→ EXERCISE GOAL: Identify the lines in the data below that contain "JSON" and give only how many there are.

→ Dataset records:
#####

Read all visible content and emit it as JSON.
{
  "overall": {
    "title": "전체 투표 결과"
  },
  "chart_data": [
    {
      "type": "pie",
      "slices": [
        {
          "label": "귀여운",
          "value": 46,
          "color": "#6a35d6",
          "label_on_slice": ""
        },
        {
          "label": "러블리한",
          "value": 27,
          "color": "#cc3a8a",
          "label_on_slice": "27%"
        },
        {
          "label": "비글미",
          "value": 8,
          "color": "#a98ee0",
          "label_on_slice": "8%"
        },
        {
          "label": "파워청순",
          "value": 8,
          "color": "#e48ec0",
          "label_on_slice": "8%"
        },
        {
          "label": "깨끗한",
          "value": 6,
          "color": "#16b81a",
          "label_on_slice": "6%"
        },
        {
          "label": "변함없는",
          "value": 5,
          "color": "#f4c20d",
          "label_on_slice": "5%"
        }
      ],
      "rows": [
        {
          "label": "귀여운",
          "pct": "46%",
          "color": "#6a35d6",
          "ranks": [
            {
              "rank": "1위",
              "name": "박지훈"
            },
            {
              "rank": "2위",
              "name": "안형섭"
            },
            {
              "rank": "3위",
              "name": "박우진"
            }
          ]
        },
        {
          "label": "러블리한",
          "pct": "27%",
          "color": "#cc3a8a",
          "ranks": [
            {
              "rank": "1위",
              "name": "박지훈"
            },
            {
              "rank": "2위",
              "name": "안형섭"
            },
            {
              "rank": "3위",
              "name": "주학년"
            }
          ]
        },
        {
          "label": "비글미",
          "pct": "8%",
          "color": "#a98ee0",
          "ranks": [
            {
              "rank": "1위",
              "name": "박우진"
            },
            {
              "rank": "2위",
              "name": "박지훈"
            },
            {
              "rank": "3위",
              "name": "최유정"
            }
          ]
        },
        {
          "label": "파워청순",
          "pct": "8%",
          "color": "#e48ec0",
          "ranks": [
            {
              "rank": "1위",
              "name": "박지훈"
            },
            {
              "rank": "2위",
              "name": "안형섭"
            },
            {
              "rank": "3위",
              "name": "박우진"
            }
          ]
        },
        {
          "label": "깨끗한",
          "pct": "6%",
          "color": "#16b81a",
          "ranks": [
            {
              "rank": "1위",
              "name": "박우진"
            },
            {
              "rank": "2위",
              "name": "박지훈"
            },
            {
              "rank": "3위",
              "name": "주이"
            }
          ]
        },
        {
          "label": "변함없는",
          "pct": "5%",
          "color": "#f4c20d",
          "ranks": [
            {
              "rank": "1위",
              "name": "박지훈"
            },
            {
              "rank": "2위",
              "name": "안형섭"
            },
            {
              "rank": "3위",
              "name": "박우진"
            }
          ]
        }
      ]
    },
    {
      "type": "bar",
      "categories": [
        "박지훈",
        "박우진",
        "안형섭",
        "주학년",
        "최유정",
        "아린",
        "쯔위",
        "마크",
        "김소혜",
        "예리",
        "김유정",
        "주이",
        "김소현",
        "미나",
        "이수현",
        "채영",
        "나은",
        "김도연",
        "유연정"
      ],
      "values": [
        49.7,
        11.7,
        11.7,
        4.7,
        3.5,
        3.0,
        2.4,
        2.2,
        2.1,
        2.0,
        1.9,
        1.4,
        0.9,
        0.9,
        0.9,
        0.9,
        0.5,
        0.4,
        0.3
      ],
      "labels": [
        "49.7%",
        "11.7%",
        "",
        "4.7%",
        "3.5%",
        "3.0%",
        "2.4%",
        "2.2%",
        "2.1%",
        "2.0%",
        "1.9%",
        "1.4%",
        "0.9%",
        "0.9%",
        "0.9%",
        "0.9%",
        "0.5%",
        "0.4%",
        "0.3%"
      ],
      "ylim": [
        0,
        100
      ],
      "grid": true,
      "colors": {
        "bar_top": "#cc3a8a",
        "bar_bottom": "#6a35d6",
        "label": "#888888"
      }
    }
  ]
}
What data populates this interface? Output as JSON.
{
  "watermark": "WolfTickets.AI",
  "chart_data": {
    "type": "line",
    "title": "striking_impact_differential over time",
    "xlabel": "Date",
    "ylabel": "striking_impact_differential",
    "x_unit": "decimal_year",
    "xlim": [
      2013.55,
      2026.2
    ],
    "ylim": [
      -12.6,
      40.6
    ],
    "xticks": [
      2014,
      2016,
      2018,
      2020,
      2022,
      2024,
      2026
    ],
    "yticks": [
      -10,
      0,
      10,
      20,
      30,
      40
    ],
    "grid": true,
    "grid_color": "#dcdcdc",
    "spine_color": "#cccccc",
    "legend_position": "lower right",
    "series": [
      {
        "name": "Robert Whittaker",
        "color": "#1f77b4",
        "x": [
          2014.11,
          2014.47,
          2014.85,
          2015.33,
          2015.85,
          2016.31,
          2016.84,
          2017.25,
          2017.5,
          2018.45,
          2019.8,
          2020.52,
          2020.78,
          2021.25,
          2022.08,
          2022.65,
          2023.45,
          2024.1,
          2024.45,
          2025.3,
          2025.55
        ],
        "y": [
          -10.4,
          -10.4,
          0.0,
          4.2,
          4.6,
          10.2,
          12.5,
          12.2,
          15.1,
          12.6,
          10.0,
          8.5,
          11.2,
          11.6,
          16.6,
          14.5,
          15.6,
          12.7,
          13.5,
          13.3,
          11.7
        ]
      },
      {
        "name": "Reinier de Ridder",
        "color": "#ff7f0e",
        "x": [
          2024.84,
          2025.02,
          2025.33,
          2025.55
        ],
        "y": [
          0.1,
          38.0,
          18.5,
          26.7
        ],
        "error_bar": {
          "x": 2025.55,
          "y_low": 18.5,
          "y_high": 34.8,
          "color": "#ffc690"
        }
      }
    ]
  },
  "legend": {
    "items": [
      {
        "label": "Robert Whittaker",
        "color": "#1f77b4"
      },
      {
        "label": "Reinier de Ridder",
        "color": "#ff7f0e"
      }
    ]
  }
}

#####

→ SOLUTION TO THE EXERCISE: 2